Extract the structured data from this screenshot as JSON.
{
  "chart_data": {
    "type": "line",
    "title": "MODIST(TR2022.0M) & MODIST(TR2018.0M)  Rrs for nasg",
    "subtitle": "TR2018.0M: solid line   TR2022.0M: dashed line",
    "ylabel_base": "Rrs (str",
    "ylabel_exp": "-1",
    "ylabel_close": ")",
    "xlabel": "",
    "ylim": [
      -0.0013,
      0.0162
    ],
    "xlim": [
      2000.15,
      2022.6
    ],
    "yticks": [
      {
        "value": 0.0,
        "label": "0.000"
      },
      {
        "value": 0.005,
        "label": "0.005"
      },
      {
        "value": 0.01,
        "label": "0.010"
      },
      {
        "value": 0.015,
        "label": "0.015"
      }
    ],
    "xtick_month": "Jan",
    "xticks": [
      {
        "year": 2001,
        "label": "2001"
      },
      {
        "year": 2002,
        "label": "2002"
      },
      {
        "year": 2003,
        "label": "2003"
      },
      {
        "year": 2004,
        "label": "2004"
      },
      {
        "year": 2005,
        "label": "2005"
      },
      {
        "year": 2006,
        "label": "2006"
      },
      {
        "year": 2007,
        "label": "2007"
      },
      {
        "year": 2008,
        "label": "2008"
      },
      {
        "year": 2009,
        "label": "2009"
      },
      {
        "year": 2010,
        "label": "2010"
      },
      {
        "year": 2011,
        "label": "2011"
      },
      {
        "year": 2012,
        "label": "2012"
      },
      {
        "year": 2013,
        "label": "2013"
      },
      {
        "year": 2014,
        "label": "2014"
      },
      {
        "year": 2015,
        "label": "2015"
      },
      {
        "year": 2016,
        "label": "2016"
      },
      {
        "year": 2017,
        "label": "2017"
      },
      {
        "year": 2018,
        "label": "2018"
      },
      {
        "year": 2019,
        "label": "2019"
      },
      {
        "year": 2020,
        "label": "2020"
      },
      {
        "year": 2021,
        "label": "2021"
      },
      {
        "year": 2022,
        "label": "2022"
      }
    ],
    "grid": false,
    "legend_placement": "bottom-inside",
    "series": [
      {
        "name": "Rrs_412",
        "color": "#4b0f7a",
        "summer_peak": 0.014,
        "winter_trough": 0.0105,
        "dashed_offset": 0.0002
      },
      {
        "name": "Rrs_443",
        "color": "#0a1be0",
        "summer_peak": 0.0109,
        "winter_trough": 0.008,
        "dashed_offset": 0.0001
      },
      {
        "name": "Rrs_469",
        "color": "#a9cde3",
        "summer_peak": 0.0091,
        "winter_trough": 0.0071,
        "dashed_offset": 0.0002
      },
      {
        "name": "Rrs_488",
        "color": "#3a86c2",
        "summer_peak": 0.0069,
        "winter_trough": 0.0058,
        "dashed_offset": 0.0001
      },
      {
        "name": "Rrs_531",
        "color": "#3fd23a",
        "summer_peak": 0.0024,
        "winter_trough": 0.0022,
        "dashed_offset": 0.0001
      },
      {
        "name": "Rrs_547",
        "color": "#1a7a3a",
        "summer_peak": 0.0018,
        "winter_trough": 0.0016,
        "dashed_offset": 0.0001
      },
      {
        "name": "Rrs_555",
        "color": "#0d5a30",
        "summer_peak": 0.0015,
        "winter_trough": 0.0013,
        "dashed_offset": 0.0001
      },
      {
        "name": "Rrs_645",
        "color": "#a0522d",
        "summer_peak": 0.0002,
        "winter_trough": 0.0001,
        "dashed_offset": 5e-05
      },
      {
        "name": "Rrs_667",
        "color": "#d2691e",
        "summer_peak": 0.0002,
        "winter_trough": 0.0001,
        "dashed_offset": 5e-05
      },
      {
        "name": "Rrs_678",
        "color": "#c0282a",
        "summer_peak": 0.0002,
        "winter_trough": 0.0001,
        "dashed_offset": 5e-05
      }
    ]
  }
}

—————

- Written problem: Repeat the material word for word, in full.

- Written answer:
Extract the structured data from this screenshot as JSON.
{
  "chart_data": {
    "type": "line",
    "title": "MODIST(TR2022.0M) & MODIST(TR2018.0M)  Rrs for nasg",
    "subtitle": "TR2018.0M: solid line   TR2022.0M: dashed line",
    "ylabel_base": "Rrs (str",
    "ylabel_exp": "-1",
    "ylabel_close": ")",
    "xlabel": "",
    "ylim": [
      -0.0013,
      0.0162
    ],
    "xlim": [
      2000.15,
      2022.6
    ],
    "yticks": [
      {
        "value": 0.0,
        "label": "0.000"
      },
      {
        "value": 0.005,
        "label": "0.005"
      },
      {
        "value": 0.01,
        "label": "0.010"
      },
      {
        "value": 0.015,
        "label": "0.015"
      }
    ],
    "xtick_month": "Jan",
    "xticks": [
      {
        "year": 2001,
        "label": "2001"
      },
      {
        "year": 2002,
        "label": "2002"
      },
      {
        "year": 2003,
        "label": "2003"
      },
      {
        "year": 2004,
        "label": "2004"
      },
      {
        "year": 2005,
        "label": "2005"
      },
      {
        "year": 2006,
        "label": "2006"
      },
      {
        "year": 2007,
        "label": "2007"
      },
      {
        "year": 2008,
        "label": "2008"
      },
      {
        "year": 2009,
        "label": "2009"
      },
      {
        "year": 2010,
        "label": "2010"
      },
      {
        "year": 2011,
        "label": "2011"
      },
      {
        "year": 2012,
        "label": "2012"
      },
      {
        "year": 2013,
        "label": "2013"
      },
      {
        "year": 2014,
        "label": "2014"
      },
      {
        "year": 2015,
        "label": "2015"
      },
      {
        "year": 2016,
        "label": "2016"
      },
      {
        "year": 2017,
        "label": "2017"
      },
      {
        "year": 2018,
        "label": "2018"
      },
      {
        "year": 2019,
        "label": "2019"
      },
      {
        "year": 2020,
        "label": "2020"
      },
      {
        "year": 2021,
        "label": "2021"
      },
      {
        "year": 2022,
        "label": "2022"
      }
    ],
    "grid": false,
    "legend_placement": "bottom-inside",
    "series": [
      {
        "name": "Rrs_412",
        "color": "#4b0f7a",
        "summer_peak": 0.014,
        "winter_trough": 0.0105,
        "dashed_offset": 0.0002
      },
      {
        "name": "Rrs_443",
        "color": "#0a1be0",
        "summer_peak": 0.0109,
        "winter_trough": 0.008,
        "dashed_offset": 0.0001
      },
      {
        "name": "Rrs_469",
        "color": "#a9cde3",
        "summer_peak": 0.0091,
        "winter_trough": 0.0071,
        "dashed_offset": 0.0002
      },
      {
        "name": "Rrs_488",
        "color": "#3a86c2",
        "summer_peak": 0.0069,
        "winter_trough": 0.0058,
        "dashed_offset": 0.0001
      },
      {
        "name": "Rrs_531",
        "color": "#3fd23a",
        "summer_peak": 0.0024,
        "winter_trough": 0.0022,
        "dashed_offset": 0.0001
      },
      {
        "name": "Rrs_547",
        "color": "#1a7a3a",
        "summer_peak": 0.0018,
        "winter_trough": 0.0016,
        "dashed_offset": 0.0001
      },
      {
        "name": "Rrs_555",
        "color": "#0d5a30",
        "summer_peak": 0.0015,
        "winter_trough": 0.0013,
        "dashed_offset": 0.0001
      },
      {
        "name": "Rrs_645",
        "color": "#a0522d",
        "summer_peak": 0.0002,
        "winter_trough": 0.0001,
        "dashed_offset": 5e-05
      },
      {
        "name": "Rrs_667",
        "color": "#d2691e",
        "summer_peak": 0.0002,
        "winter_trough": 0.0001,
        "dashed_offset": 5e-05
      },
      {
        "name": "Rrs_678",
        "color": "#c0282a",
        "summer_peak": 0.0002,
        "winter_trough": 0.0001,
        "dashed_offset": 5e-05
      }
    ]
  }
}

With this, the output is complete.